== RECORDS PROVIDED
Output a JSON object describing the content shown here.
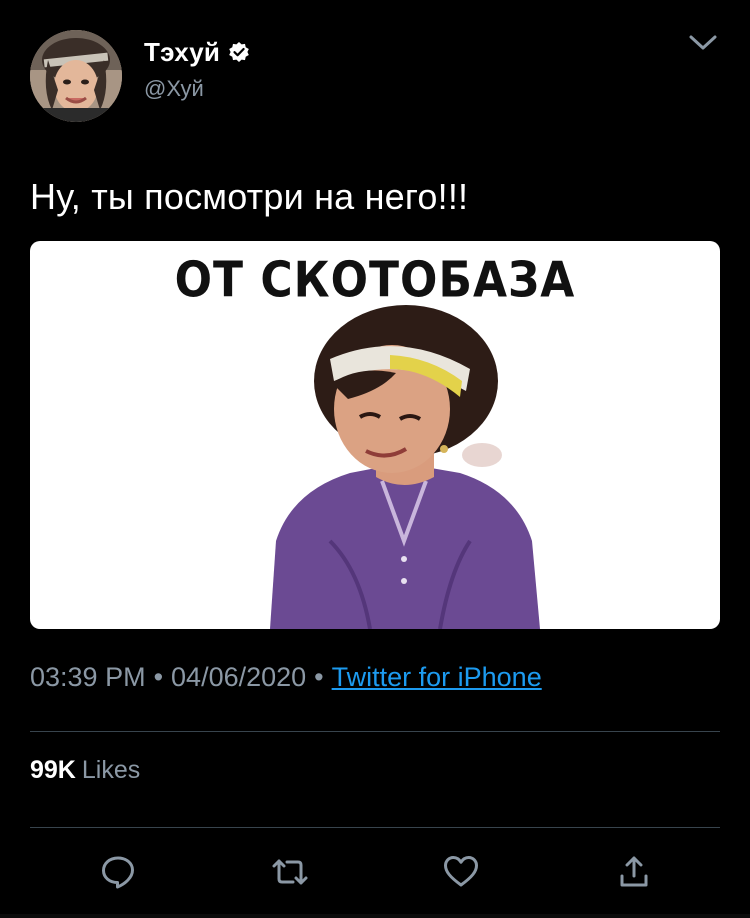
{
  "tweet": {
    "display_name": "Тэхуй",
    "handle": "@Хуй",
    "verified": true,
    "text": "Ну, ты посмотри на него!!!",
    "media": {
      "caption": "ОТ СКОТОБАЗА"
    },
    "time": "03:39 PM",
    "separator": "•",
    "date": "04/06/2020",
    "source": "Twitter for iPhone",
    "likes_count": "99K",
    "likes_label": "Likes"
  },
  "icons": {
    "menu": "chevron-down-icon",
    "verified": "verified-badge-icon",
    "reply": "reply-icon",
    "retweet": "retweet-icon",
    "like": "heart-icon",
    "share": "share-icon"
  },
  "colors": {
    "background": "#000000",
    "text": "#ffffff",
    "secondary": "#8b98a5",
    "link": "#1d9bf0",
    "divider": "#38444d"
  }
}
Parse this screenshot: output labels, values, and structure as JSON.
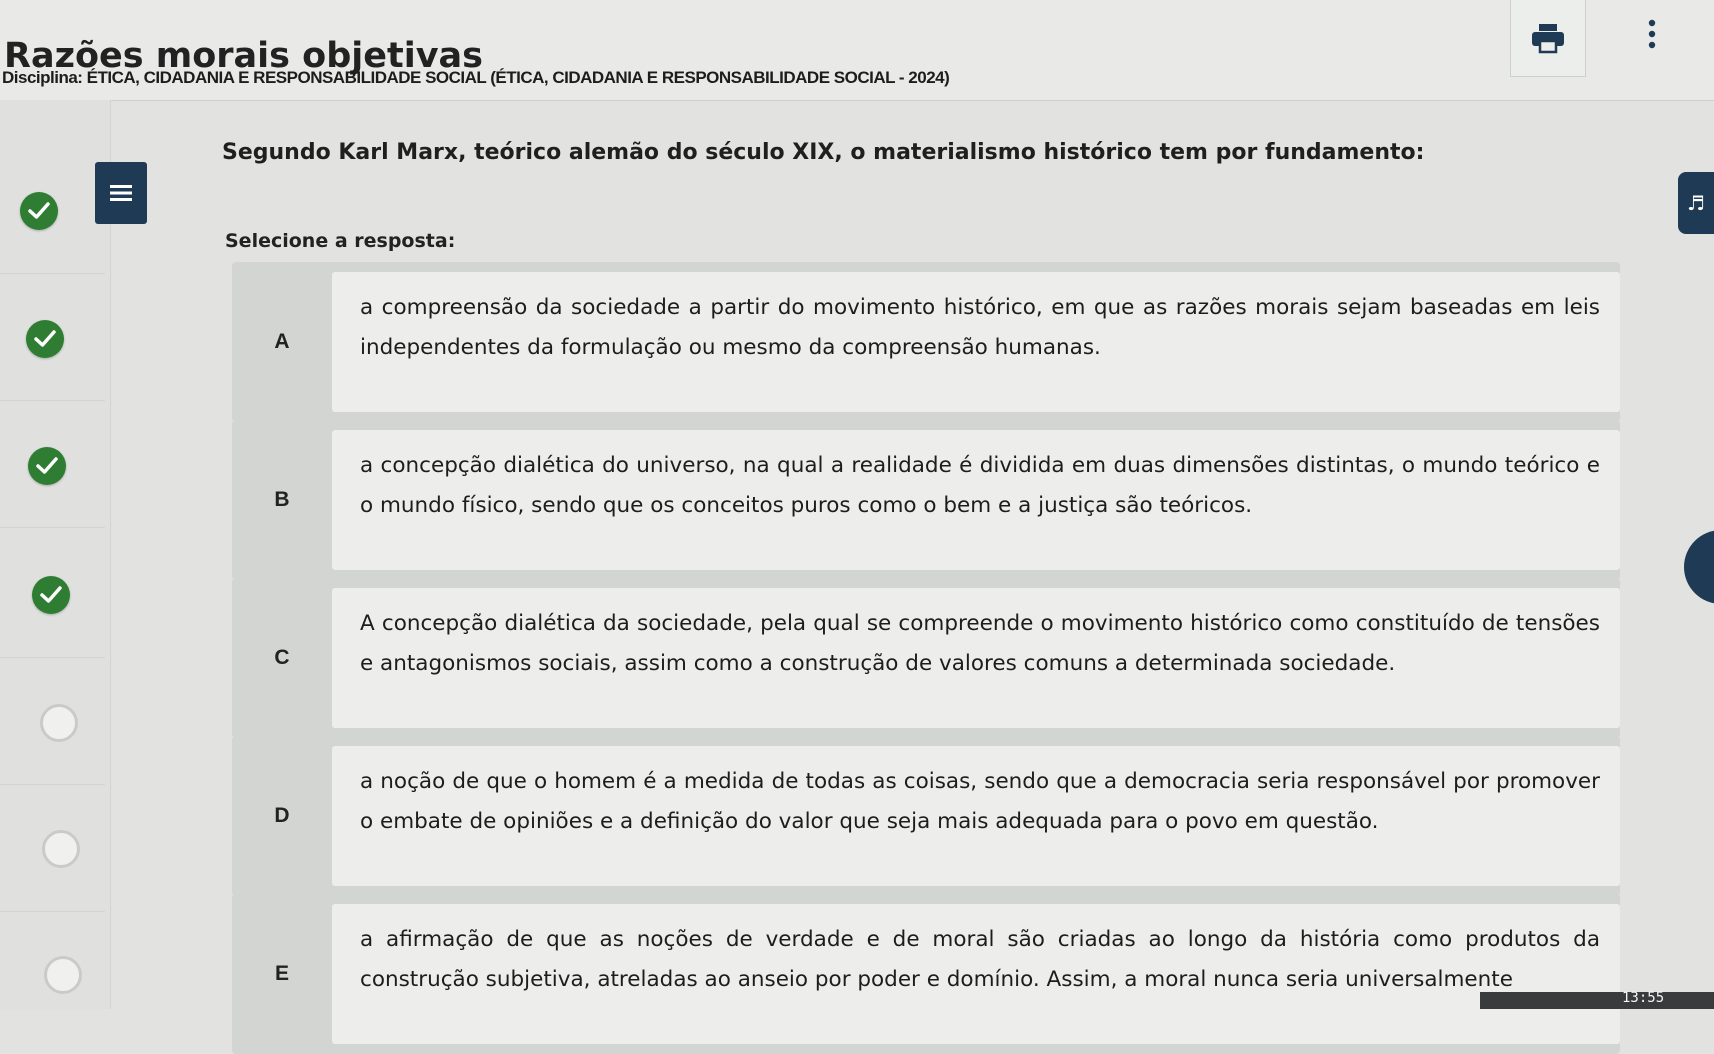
====
▶ [WHAT THIS TASK INVOLVES]:
Return each line exactly as written. Any picture gets left out.

▶ [RESULT]:
Output a JSON object describing the content shown here.
{
  "tweet": {
    "display_name": "Тэхуй",
    "handle": "@Хуй",
    "verified": true,
    "text": "Ну, ты посмотри на него!!!",
    "media": {
      "caption": "ОТ СКОТОБАЗА"
    },
    "time": "03:39 PM",
    "separator": "•",
    "date": "04/06/2020",
    "source": "Twitter for iPhone",
    "likes_count": "99K",
    "likes_label": "Likes"
  },
  "icons": {
    "menu": "chevron-down-icon",
    "verified": "verified-badge-icon",
    "reply": "reply-icon",
    "retweet": "retweet-icon",
    "like": "heart-icon",
    "share": "share-icon"
  },
  "colors": {
    "background": "#000000",
    "text": "#ffffff",
    "secondary": "#8b98a5",
    "link": "#1d9bf0",
    "divider": "#38444d"
  }
}
Parse this screenshot: output labels, values, and structure as JSON.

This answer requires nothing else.